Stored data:
<<<<

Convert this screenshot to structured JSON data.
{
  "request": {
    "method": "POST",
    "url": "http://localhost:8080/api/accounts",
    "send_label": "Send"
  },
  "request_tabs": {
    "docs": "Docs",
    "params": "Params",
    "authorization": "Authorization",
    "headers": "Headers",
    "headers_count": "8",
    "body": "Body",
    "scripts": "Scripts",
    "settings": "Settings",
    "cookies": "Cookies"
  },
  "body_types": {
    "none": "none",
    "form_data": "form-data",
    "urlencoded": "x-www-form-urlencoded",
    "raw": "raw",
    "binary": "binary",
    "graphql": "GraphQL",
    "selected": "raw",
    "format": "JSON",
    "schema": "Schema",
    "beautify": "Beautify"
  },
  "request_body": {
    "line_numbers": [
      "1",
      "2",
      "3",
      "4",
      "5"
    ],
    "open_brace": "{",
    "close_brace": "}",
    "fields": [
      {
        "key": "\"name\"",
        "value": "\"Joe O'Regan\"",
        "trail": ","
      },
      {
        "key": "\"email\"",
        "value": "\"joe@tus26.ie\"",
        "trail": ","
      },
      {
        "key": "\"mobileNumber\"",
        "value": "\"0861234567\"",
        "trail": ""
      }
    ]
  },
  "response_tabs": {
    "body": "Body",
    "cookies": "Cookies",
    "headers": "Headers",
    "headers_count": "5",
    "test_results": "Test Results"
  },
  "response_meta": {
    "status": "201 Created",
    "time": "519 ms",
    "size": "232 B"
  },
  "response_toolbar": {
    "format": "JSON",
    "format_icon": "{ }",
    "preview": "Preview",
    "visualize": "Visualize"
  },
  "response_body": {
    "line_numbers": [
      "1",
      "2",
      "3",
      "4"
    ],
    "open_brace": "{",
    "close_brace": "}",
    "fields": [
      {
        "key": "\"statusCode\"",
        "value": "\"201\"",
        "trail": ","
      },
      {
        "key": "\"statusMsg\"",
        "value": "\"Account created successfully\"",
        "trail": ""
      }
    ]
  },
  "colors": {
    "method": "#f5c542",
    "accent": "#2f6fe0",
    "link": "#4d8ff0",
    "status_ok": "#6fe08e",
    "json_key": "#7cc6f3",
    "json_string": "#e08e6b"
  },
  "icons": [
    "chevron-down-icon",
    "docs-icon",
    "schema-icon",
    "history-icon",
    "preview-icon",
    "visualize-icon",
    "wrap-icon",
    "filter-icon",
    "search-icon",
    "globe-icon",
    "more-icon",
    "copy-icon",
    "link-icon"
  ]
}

>>>>

• _TO BE DONE_
Quote each line of the listing above exactly.

• _SOLUTION FOR THIS PROBLEM_
Convert this screenshot to structured JSON data.
{
  "request": {
    "method": "POST",
    "url": "http://localhost:8080/api/accounts",
    "send_label": "Send"
  },
  "request_tabs": {
    "docs": "Docs",
    "params": "Params",
    "authorization": "Authorization",
    "headers": "Headers",
    "headers_count": "8",
    "body": "Body",
    "scripts": "Scripts",
    "settings": "Settings",
    "cookies": "Cookies"
  },
  "body_types": {
    "none": "none",
    "form_data": "form-data",
    "urlencoded": "x-www-form-urlencoded",
    "raw": "raw",
    "binary": "binary",
    "graphql": "GraphQL",
    "selected": "raw",
    "format": "JSON",
    "schema": "Schema",
    "beautify": "Beautify"
  },
  "request_body": {
    "line_numbers": [
      "1",
      "2",
      "3",
      "4",
      "5"
    ],
    "open_brace": "{",
    "close_brace": "}",
    "fields": [
      {
        "key": "\"name\"",
        "value": "\"Joe O'Regan\"",
        "trail": ","
      },
      {
        "key": "\"email\"",
        "value": "\"joe@tus26.ie\"",
        "trail": ","
      },
      {
        "key": "\"mobileNumber\"",
        "value": "\"0861234567\"",
        "trail": ""
      }
    ]
  },
  "response_tabs": {
    "body": "Body",
    "cookies": "Cookies",
    "headers": "Headers",
    "headers_count": "5",
    "test_results": "Test Results"
  },
  "response_meta": {
    "status": "201 Created",
    "time": "519 ms",
    "size": "232 B"
  },
  "response_toolbar": {
    "format": "JSON",
    "format_icon": "{ }",
    "preview": "Preview",
    "visualize": "Visualize"
  },
  "response_body": {
    "line_numbers": [
      "1",
      "2",
      "3",
      "4"
    ],
    "open_brace": "{",
    "close_brace": "}",
    "fields": [
      {
        "key": "\"statusCode\"",
        "value": "\"201\"",
        "trail": ","
      },
      {
        "key": "\"statusMsg\"",
        "value": "\"Account created successfully\"",
        "trail": ""
      }
    ]
  },
  "colors": {
    "method": "#f5c542",
    "accent": "#2f6fe0",
    "link": "#4d8ff0",
    "status_ok": "#6fe08e",
    "json_key": "#7cc6f3",
    "json_string": "#e08e6b"
  },
  "icons": [
    "chevron-down-icon",
    "docs-icon",
    "schema-icon",
    "history-icon",
    "preview-icon",
    "visualize-icon",
    "wrap-icon",
    "filter-icon",
    "search-icon",
    "globe-icon",
    "more-icon",
    "copy-icon",
    "link-icon"
  ]
}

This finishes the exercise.